> [WHAT THE TASK REQUIRES]
Any pictures in the records below should be skipped; write out everything else exactly.

> [DATA SUPPLIED]

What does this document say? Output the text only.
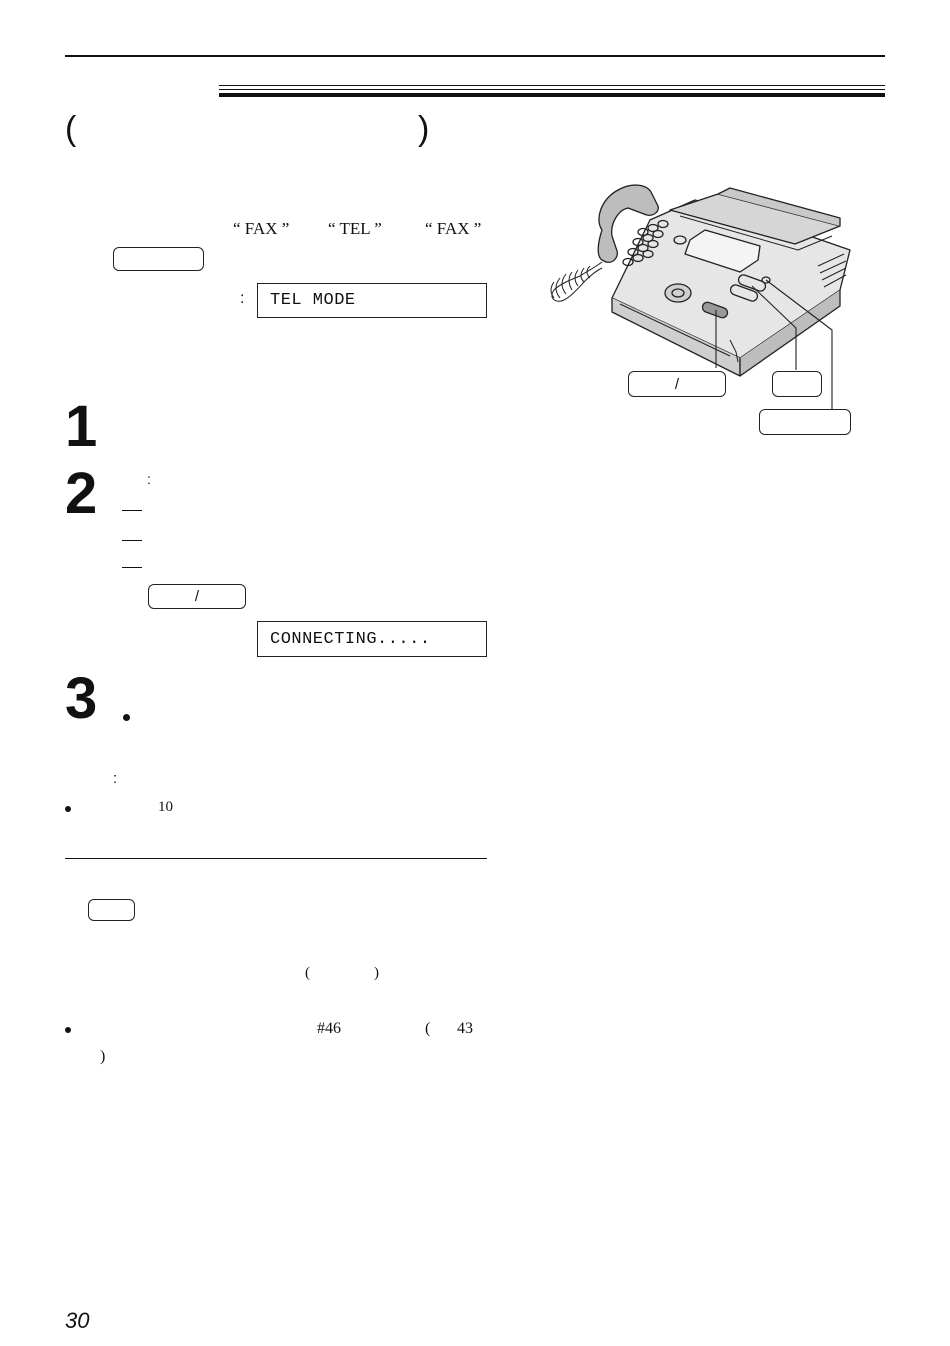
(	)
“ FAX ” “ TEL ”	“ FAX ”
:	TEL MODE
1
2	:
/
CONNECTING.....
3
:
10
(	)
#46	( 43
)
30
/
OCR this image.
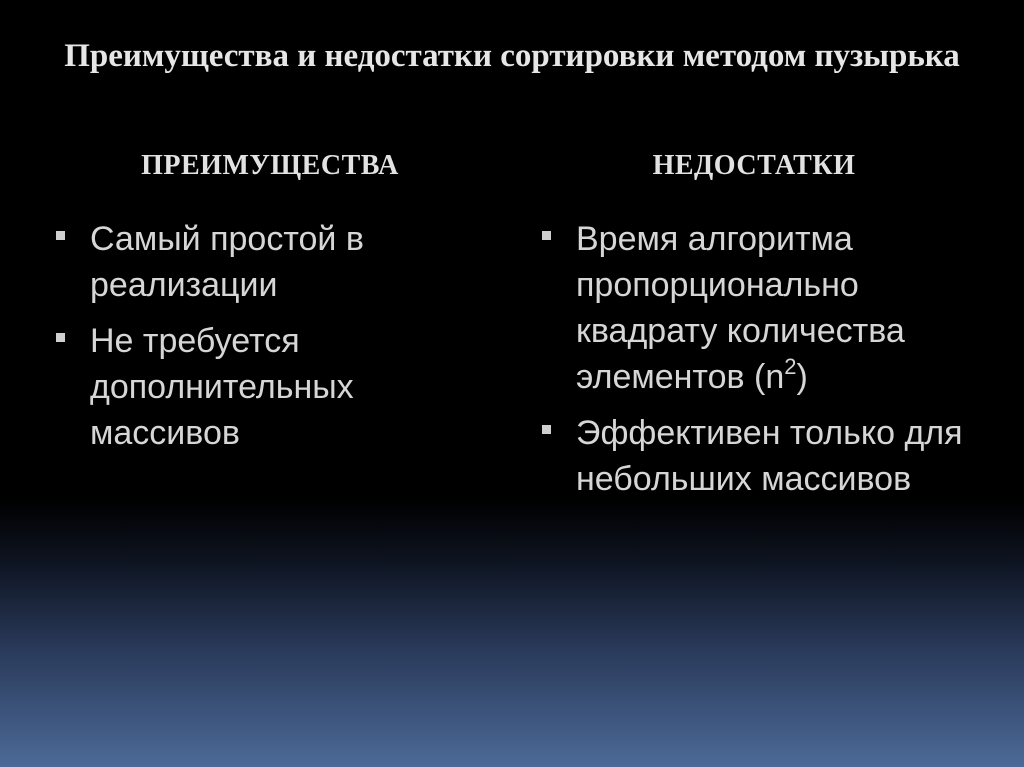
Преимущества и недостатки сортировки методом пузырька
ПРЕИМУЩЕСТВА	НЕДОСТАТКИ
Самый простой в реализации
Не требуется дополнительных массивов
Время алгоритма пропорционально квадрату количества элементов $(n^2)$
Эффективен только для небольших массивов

> [RESULT]
What does this document say? Output the text only.
(	)
“ FAX ” “ TEL ”	“ FAX ”
:	TEL MODE
1
2	:
/
CONNECTING.....
3
:
10
(	)
#46	( 43
)
30
/
OCR this image.
Преимущества и недостатки сортировки методом пузырька
ПРЕИМУЩЕСТВА	НЕДОСТАТКИ
Самый простой в реализации
Не требуется дополнительных массивов
Время алгоритма пропорционально квадрату количества элементов $(n^2)$
Эффективен только для небольших массивов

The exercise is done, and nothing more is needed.